Materials provided:
>>>

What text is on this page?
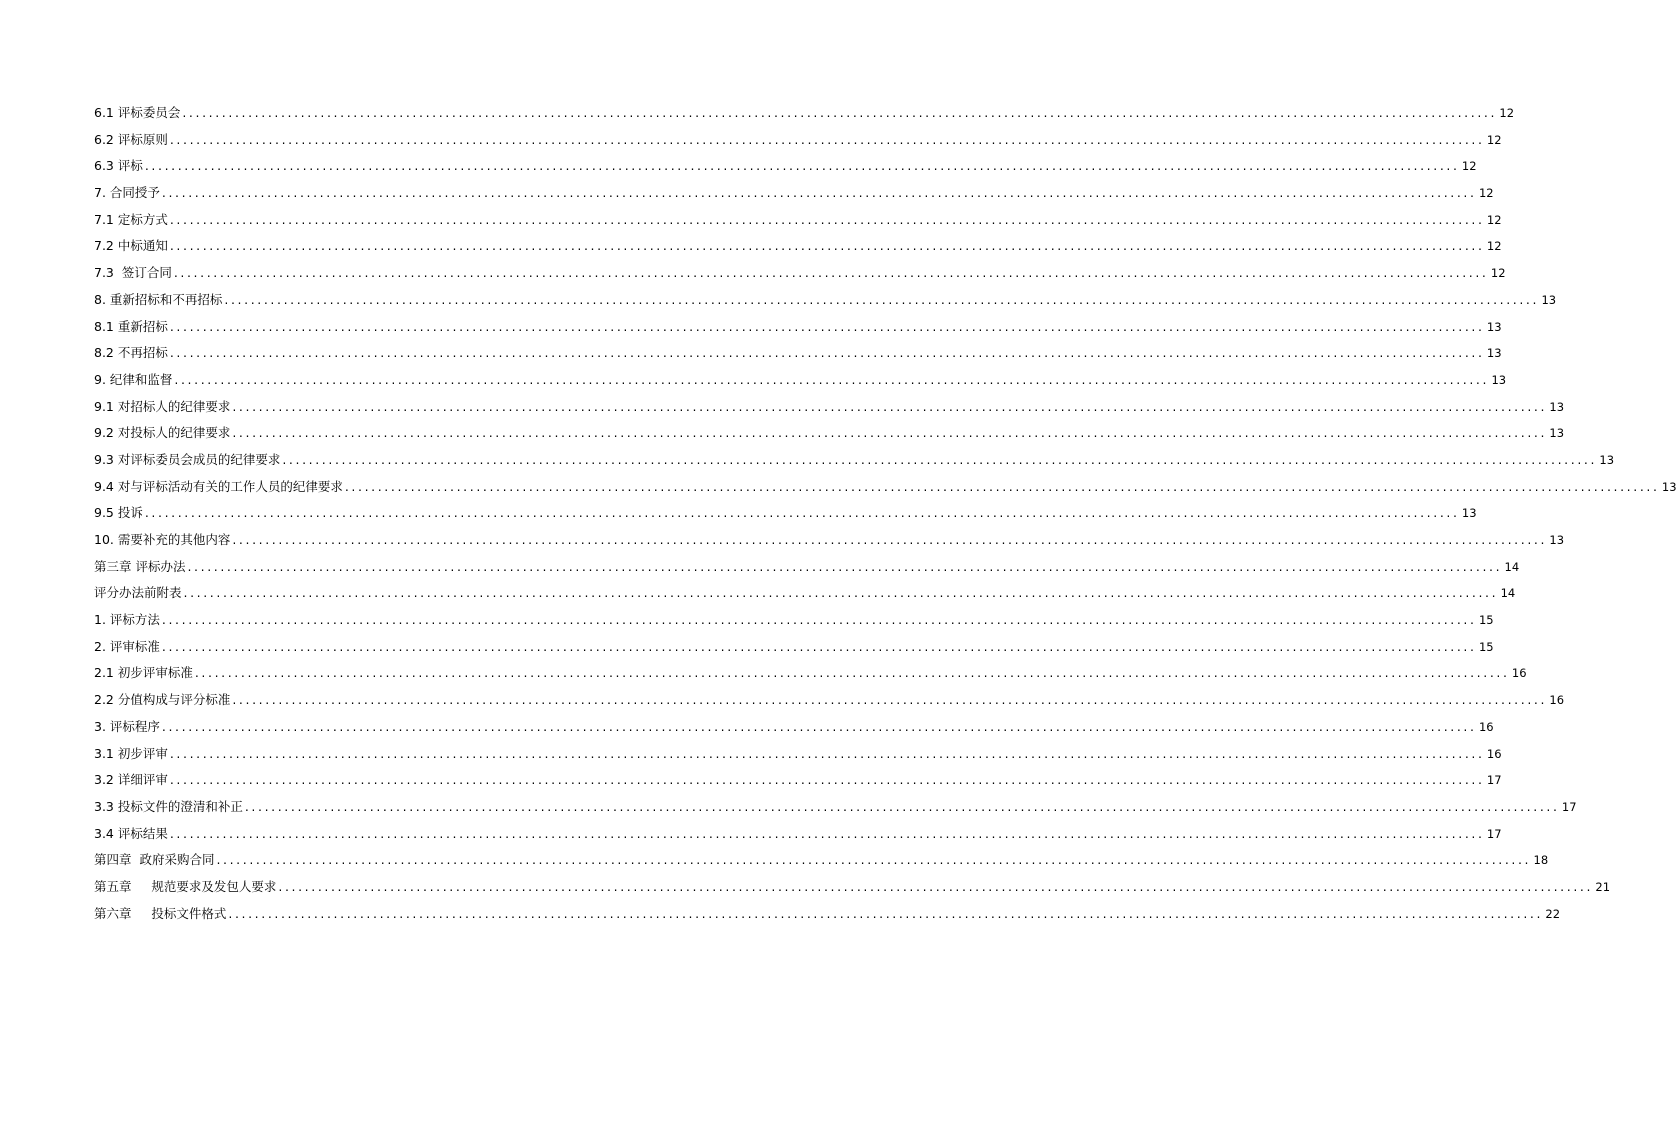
6.1 评标委员会 ........................................................................................................................................................................................................ 12
6.2 评标原则 ........................................................................................................................................................................................................ 12
6.3 评标 ........................................................................................................................................................................................................ 12
7. 合同授予 ........................................................................................................................................................................................................ 12
7.1 定标方式 ........................................................................................................................................................................................................ 12
7.2 中标通知 ........................................................................................................................................................................................................ 12
7.3  签订合同 ........................................................................................................................................................................................................ 12
8. 重新招标和不再招标 ........................................................................................................................................................................................................ 13
8.1 重新招标 ........................................................................................................................................................................................................ 13
8.2 不再招标 ........................................................................................................................................................................................................ 13
9. 纪律和监督 ........................................................................................................................................................................................................ 13
9.1 对招标人的纪律要求 ........................................................................................................................................................................................................ 13
9.2 对投标人的纪律要求 ........................................................................................................................................................................................................ 13
9.3 对评标委员会成员的纪律要求 ........................................................................................................................................................................................................ 13
9.4 对与评标活动有关的工作人员的纪律要求 ........................................................................................................................................................................................................ 13
9.5 投诉 ........................................................................................................................................................................................................ 13
10. 需要补充的其他内容 ........................................................................................................................................................................................................ 13
第三章 评标办法 ........................................................................................................................................................................................................ 14
评分办法前附表 ........................................................................................................................................................................................................ 14
1. 评标方法 ........................................................................................................................................................................................................ 15
2. 评审标准 ........................................................................................................................................................................................................ 15
2.1 初步评审标准 ........................................................................................................................................................................................................ 16
2.2 分值构成与评分标准 ........................................................................................................................................................................................................ 16
3. 评标程序 ........................................................................................................................................................................................................ 16
3.1 初步评审 ........................................................................................................................................................................................................ 16
3.2 详细评审 ........................................................................................................................................................................................................ 17
3.3 投标文件的澄清和补正 ........................................................................................................................................................................................................ 17
3.4 评标结果 ........................................................................................................................................................................................................ 17
第四章  政府采购合同 ........................................................................................................................................................................................................ 18
第五章     规范要求及发包人要求 ........................................................................................................................................................................................................ 21
第六章     投标文件格式 ........................................................................................................................................................................................................ 22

<<<

Directions for this task: Transcribe the full listing above exactly, with the images removed.

The solution:
What text is on this page?
6.1 评标委员会 ........................................................................................................................................................................................................ 12
6.2 评标原则 ........................................................................................................................................................................................................ 12
6.3 评标 ........................................................................................................................................................................................................ 12
7. 合同授予 ........................................................................................................................................................................................................ 12
7.1 定标方式 ........................................................................................................................................................................................................ 12
7.2 中标通知 ........................................................................................................................................................................................................ 12
7.3  签订合同 ........................................................................................................................................................................................................ 12
8. 重新招标和不再招标 ........................................................................................................................................................................................................ 13
8.1 重新招标 ........................................................................................................................................................................................................ 13
8.2 不再招标 ........................................................................................................................................................................................................ 13
9. 纪律和监督 ........................................................................................................................................................................................................ 13
9.1 对招标人的纪律要求 ........................................................................................................................................................................................................ 13
9.2 对投标人的纪律要求 ........................................................................................................................................................................................................ 13
9.3 对评标委员会成员的纪律要求 ........................................................................................................................................................................................................ 13
9.4 对与评标活动有关的工作人员的纪律要求 ........................................................................................................................................................................................................ 13
9.5 投诉 ........................................................................................................................................................................................................ 13
10. 需要补充的其他内容 ........................................................................................................................................................................................................ 13
第三章 评标办法 ........................................................................................................................................................................................................ 14
评分办法前附表 ........................................................................................................................................................................................................ 14
1. 评标方法 ........................................................................................................................................................................................................ 15
2. 评审标准 ........................................................................................................................................................................................................ 15
2.1 初步评审标准 ........................................................................................................................................................................................................ 16
2.2 分值构成与评分标准 ........................................................................................................................................................................................................ 16
3. 评标程序 ........................................................................................................................................................................................................ 16
3.1 初步评审 ........................................................................................................................................................................................................ 16
3.2 详细评审 ........................................................................................................................................................................................................ 17
3.3 投标文件的澄清和补正 ........................................................................................................................................................................................................ 17
3.4 评标结果 ........................................................................................................................................................................................................ 17
第四章  政府采购合同 ........................................................................................................................................................................................................ 18
第五章     规范要求及发包人要求 ........................................................................................................................................................................................................ 21
第六章     投标文件格式 ........................................................................................................................................................................................................ 22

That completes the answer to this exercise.